▶ _Task objective_: In the lines below, find the one that contains "Read out every word on this page." and write it out exactly, along with every line that follows it.

┏━━

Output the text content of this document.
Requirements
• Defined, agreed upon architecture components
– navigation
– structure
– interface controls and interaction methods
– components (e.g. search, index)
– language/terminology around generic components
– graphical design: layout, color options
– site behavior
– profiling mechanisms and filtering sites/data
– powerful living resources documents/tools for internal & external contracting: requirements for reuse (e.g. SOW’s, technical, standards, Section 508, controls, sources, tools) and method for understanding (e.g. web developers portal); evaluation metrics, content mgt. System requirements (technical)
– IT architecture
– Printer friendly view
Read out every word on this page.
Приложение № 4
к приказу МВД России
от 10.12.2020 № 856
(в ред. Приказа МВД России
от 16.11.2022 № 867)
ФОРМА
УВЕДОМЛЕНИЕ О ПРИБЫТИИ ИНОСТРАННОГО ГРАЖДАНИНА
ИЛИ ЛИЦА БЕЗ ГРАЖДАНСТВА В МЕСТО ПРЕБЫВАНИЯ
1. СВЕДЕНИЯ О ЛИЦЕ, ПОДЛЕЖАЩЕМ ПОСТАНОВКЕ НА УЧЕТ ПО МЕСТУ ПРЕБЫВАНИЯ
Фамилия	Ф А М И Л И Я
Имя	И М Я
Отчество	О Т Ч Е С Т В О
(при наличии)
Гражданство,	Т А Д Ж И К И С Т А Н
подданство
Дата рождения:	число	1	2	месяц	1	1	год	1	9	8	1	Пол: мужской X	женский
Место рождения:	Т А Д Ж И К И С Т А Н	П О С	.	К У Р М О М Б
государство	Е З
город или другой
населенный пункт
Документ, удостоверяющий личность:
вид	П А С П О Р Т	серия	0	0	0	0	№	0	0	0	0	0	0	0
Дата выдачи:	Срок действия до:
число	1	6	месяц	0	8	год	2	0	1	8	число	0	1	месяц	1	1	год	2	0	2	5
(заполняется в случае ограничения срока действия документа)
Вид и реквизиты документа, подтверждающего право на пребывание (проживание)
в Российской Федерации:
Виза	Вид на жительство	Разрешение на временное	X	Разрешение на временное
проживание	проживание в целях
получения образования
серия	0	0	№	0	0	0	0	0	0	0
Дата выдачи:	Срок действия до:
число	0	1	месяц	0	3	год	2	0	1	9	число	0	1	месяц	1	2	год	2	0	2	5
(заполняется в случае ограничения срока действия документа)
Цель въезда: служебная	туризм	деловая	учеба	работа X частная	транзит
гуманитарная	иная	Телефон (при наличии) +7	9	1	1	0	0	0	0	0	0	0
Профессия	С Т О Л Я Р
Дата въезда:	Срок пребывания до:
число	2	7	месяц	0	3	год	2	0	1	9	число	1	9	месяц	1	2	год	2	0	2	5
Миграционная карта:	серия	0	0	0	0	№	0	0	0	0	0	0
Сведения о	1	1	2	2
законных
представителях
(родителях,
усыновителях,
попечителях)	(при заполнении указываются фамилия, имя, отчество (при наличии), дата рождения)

┗━━

▶ _Answer for this exercise_:
Read out every word on this page.
Приложение № 4
к приказу МВД России
от 10.12.2020 № 856
(в ред. Приказа МВД России
от 16.11.2022 № 867)
ФОРМА
УВЕДОМЛЕНИЕ О ПРИБЫТИИ ИНОСТРАННОГО ГРАЖДАНИНА
ИЛИ ЛИЦА БЕЗ ГРАЖДАНСТВА В МЕСТО ПРЕБЫВАНИЯ
1. СВЕДЕНИЯ О ЛИЦЕ, ПОДЛЕЖАЩЕМ ПОСТАНОВКЕ НА УЧЕТ ПО МЕСТУ ПРЕБЫВАНИЯ
Фамилия	Ф А М И Л И Я
Имя	И М Я
Отчество	О Т Ч Е С Т В О
(при наличии)
Гражданство,	Т А Д Ж И К И С Т А Н
подданство
Дата рождения:	число	1	2	месяц	1	1	год	1	9	8	1	Пол: мужской X	женский
Место рождения:	Т А Д Ж И К И С Т А Н	П О С	.	К У Р М О М Б
государство	Е З
город или другой
населенный пункт
Документ, удостоверяющий личность:
вид	П А С П О Р Т	серия	0	0	0	0	№	0	0	0	0	0	0	0
Дата выдачи:	Срок действия до:
число	1	6	месяц	0	8	год	2	0	1	8	число	0	1	месяц	1	1	год	2	0	2	5
(заполняется в случае ограничения срока действия документа)
Вид и реквизиты документа, подтверждающего право на пребывание (проживание)
в Российской Федерации:
Виза	Вид на жительство	Разрешение на временное	X	Разрешение на временное
проживание	проживание в целях
получения образования
серия	0	0	№	0	0	0	0	0	0	0
Дата выдачи:	Срок действия до:
число	0	1	месяц	0	3	год	2	0	1	9	число	0	1	месяц	1	2	год	2	0	2	5
(заполняется в случае ограничения срока действия документа)
Цель въезда: служебная	туризм	деловая	учеба	работа X частная	транзит
гуманитарная	иная	Телефон (при наличии) +7	9	1	1	0	0	0	0	0	0	0
Профессия	С Т О Л Я Р
Дата въезда:	Срок пребывания до:
число	2	7	месяц	0	3	год	2	0	1	9	число	1	9	месяц	1	2	год	2	0	2	5
Миграционная карта:	серия	0	0	0	0	№	0	0	0	0	0	0
Сведения о	1	1	2	2
законных
представителях
(родителях,
усыновителях,
попечителях)	(при заполнении указываются фамилия, имя, отчество (при наличии), дата рождения)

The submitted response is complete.